Directive — Print out each record below, unaltered and complete, without its images.

┄┄┄┄┄┄┄┄┄┄┄┄┄┄┄┄┄┄┄┄

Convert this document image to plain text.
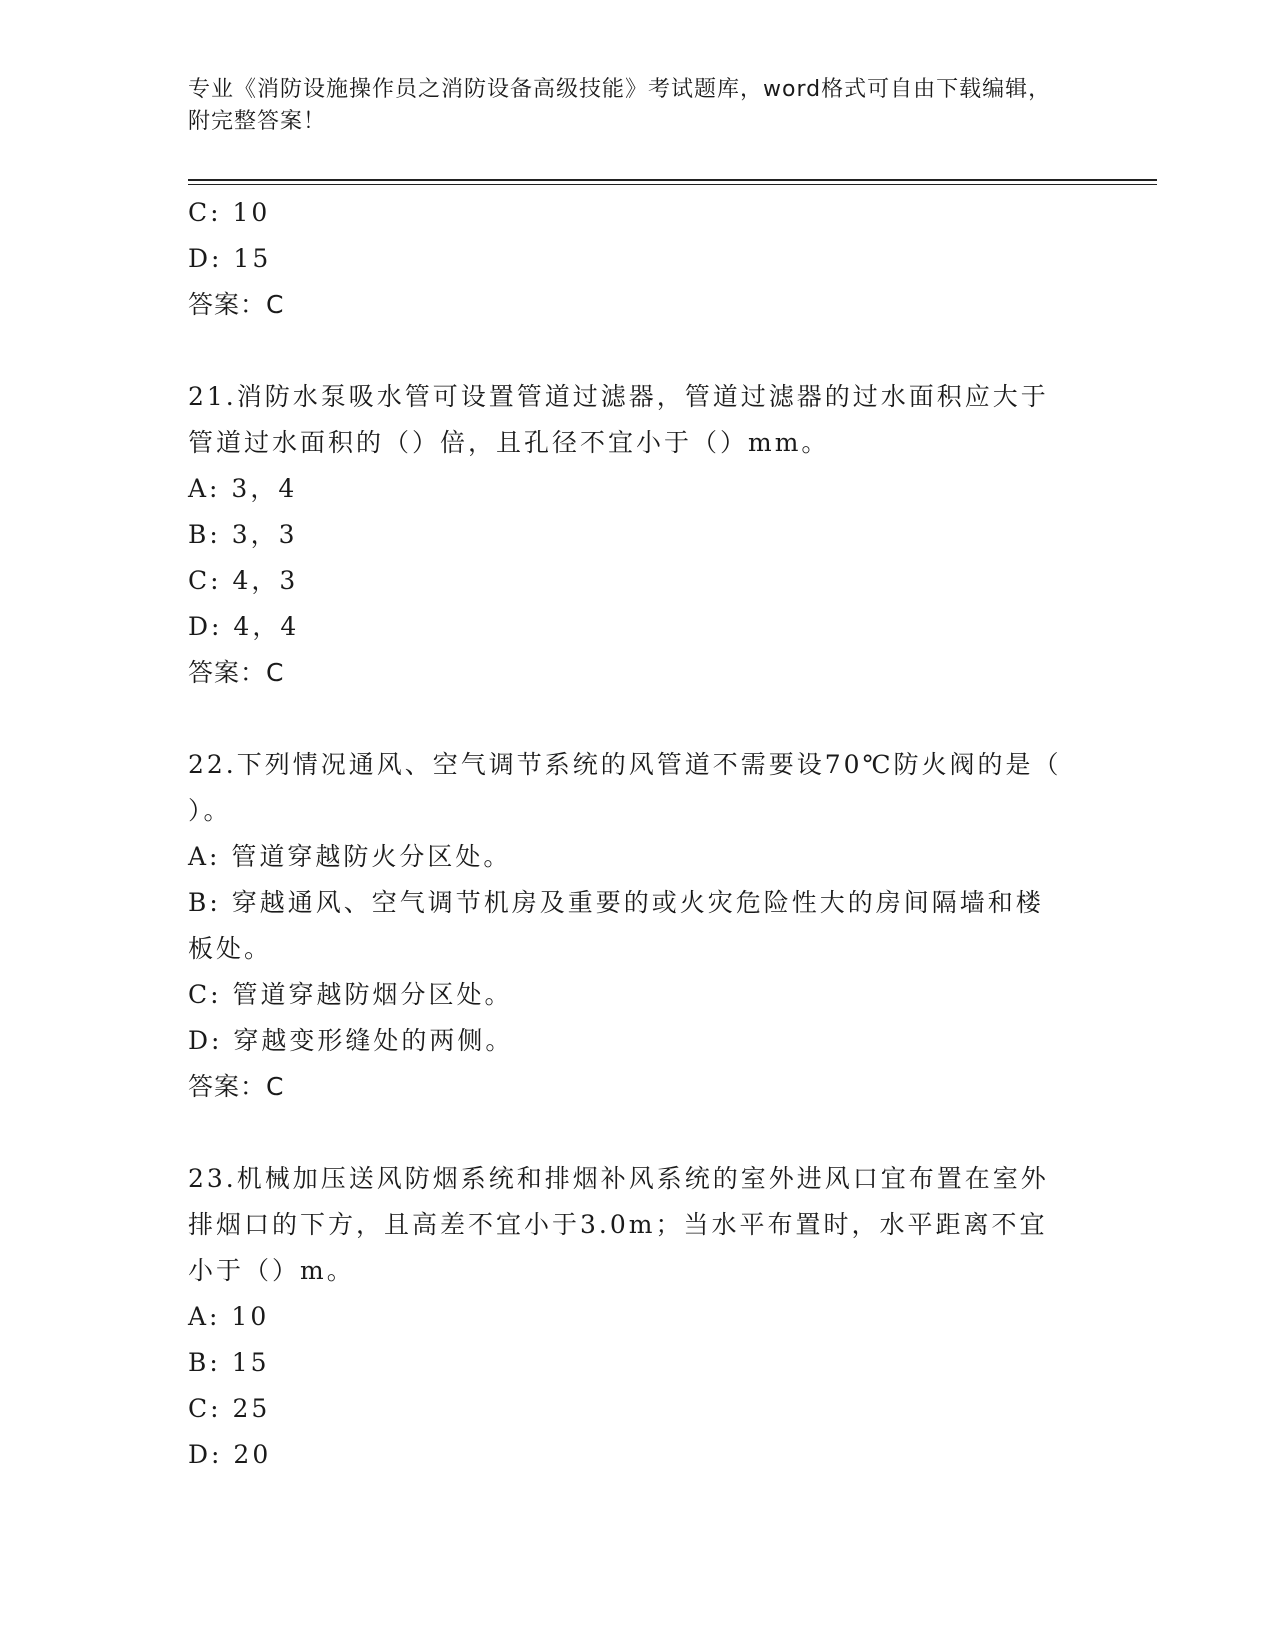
专业《消防设施操作员之消防设备高级技能》考试题库，word格式可自由下载编辑，附完整答案！
C: 10
D: 15
答案：C
21.消防水泵吸水管可设置管道过滤器，管道过滤器的过水面积应大于
管道过水面积的（）倍，且孔径不宜小于（）mm。
A: 3，4
B: 3，3
C: 4，3
D: 4，4
答案：C
22.下列情况通风、空气调节系统的风管道不需要设70℃防火阀的是（
）。
A: 管道穿越防火分区处。
B: 穿越通风、空气调节机房及重要的或火灾危险性大的房间隔墙和楼
板处。
C: 管道穿越防烟分区处。
D: 穿越变形缝处的两侧。
答案：C
23.机械加压送风防烟系统和排烟补风系统的室外进风口宜布置在室外
排烟口的下方，且高差不宜小于3.0m；当水平布置时，水平距离不宜
小于（）m。
A: 10
B: 15
C: 25
D: 20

┄┄┄┄┄┄┄┄┄┄┄┄┄┄┄┄┄┄┄┄

The solution —
Convert this document image to plain text.
专业《消防设施操作员之消防设备高级技能》考试题库，word格式可自由下载编辑，附完整答案！
C: 10
D: 15
答案：C
21.消防水泵吸水管可设置管道过滤器，管道过滤器的过水面积应大于
管道过水面积的（）倍，且孔径不宜小于（）mm。
A: 3，4
B: 3，3
C: 4，3
D: 4，4
答案：C
22.下列情况通风、空气调节系统的风管道不需要设70℃防火阀的是（
）。
A: 管道穿越防火分区处。
B: 穿越通风、空气调节机房及重要的或火灾危险性大的房间隔墙和楼
板处。
C: 管道穿越防烟分区处。
D: 穿越变形缝处的两侧。
答案：C
23.机械加压送风防烟系统和排烟补风系统的室外进风口宜布置在室外
排烟口的下方，且高差不宜小于3.0m；当水平布置时，水平距离不宜
小于（）m。
A: 10
B: 15
C: 25
D: 20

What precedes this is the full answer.